Retype every entry in its entirety, without alteration.
— Start RECORDS SUPPLIED —
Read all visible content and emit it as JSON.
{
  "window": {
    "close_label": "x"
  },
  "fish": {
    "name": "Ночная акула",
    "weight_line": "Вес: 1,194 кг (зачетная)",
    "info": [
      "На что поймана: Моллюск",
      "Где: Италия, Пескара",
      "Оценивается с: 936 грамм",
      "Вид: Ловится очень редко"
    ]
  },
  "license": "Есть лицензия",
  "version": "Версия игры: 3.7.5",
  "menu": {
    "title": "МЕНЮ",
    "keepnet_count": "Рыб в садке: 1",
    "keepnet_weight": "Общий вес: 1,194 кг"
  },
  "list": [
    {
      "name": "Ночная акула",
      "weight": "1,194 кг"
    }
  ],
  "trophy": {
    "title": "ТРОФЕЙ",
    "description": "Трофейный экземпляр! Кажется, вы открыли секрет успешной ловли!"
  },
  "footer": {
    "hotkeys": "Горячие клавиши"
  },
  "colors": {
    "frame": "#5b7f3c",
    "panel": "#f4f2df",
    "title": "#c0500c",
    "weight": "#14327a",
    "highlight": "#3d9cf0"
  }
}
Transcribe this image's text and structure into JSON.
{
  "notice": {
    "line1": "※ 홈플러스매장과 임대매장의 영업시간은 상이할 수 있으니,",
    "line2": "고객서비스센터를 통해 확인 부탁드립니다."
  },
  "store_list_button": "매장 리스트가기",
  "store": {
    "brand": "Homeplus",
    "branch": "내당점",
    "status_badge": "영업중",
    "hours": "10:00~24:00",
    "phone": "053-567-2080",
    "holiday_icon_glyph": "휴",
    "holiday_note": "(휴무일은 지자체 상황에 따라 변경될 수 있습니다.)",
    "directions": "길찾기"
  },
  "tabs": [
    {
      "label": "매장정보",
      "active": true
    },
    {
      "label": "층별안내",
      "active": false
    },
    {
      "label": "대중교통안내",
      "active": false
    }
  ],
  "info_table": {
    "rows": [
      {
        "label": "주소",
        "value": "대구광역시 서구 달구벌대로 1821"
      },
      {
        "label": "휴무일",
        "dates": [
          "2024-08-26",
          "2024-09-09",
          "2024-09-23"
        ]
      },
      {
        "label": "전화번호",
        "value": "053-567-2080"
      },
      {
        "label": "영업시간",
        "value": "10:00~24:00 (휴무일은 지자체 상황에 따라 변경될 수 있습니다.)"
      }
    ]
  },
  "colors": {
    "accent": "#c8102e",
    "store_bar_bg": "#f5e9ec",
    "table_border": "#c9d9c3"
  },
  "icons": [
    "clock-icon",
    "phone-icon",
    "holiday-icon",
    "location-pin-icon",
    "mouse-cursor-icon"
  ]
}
— End RECORDS SUPPLIED —
**WORKED ANSWER**
Read all visible content and emit it as JSON.
{
  "window": {
    "close_label": "x"
  },
  "fish": {
    "name": "Ночная акула",
    "weight_line": "Вес: 1,194 кг (зачетная)",
    "info": [
      "На что поймана: Моллюск",
      "Где: Италия, Пескара",
      "Оценивается с: 936 грамм",
      "Вид: Ловится очень редко"
    ]
  },
  "license": "Есть лицензия",
  "version": "Версия игры: 3.7.5",
  "menu": {
    "title": "МЕНЮ",
    "keepnet_count": "Рыб в садке: 1",
    "keepnet_weight": "Общий вес: 1,194 кг"
  },
  "list": [
    {
      "name": "Ночная акула",
      "weight": "1,194 кг"
    }
  ],
  "trophy": {
    "title": "ТРОФЕЙ",
    "description": "Трофейный экземпляр! Кажется, вы открыли секрет успешной ловли!"
  },
  "footer": {
    "hotkeys": "Горячие клавиши"
  },
  "colors": {
    "frame": "#5b7f3c",
    "panel": "#f4f2df",
    "title": "#c0500c",
    "weight": "#14327a",
    "highlight": "#3d9cf0"
  }
}
Transcribe this image's text and structure into JSON.
{
  "notice": {
    "line1": "※ 홈플러스매장과 임대매장의 영업시간은 상이할 수 있으니,",
    "line2": "고객서비스센터를 통해 확인 부탁드립니다."
  },
  "store_list_button": "매장 리스트가기",
  "store": {
    "brand": "Homeplus",
    "branch": "내당점",
    "status_badge": "영업중",
    "hours": "10:00~24:00",
    "phone": "053-567-2080",
    "holiday_icon_glyph": "휴",
    "holiday_note": "(휴무일은 지자체 상황에 따라 변경될 수 있습니다.)",
    "directions": "길찾기"
  },
  "tabs": [
    {
      "label": "매장정보",
      "active": true
    },
    {
      "label": "층별안내",
      "active": false
    },
    {
      "label": "대중교통안내",
      "active": false
    }
  ],
  "info_table": {
    "rows": [
      {
        "label": "주소",
        "value": "대구광역시 서구 달구벌대로 1821"
      },
      {
        "label": "휴무일",
        "dates": [
          "2024-08-26",
          "2024-09-09",
          "2024-09-23"
        ]
      },
      {
        "label": "전화번호",
        "value": "053-567-2080"
      },
      {
        "label": "영업시간",
        "value": "10:00~24:00 (휴무일은 지자체 상황에 따라 변경될 수 있습니다.)"
      }
    ]
  },
  "colors": {
    "accent": "#c8102e",
    "store_bar_bg": "#f5e9ec",
    "table_border": "#c9d9c3"
  },
  "icons": [
    "clock-icon",
    "phone-icon",
    "holiday-icon",
    "location-pin-icon",
    "mouse-cursor-icon"
  ]
}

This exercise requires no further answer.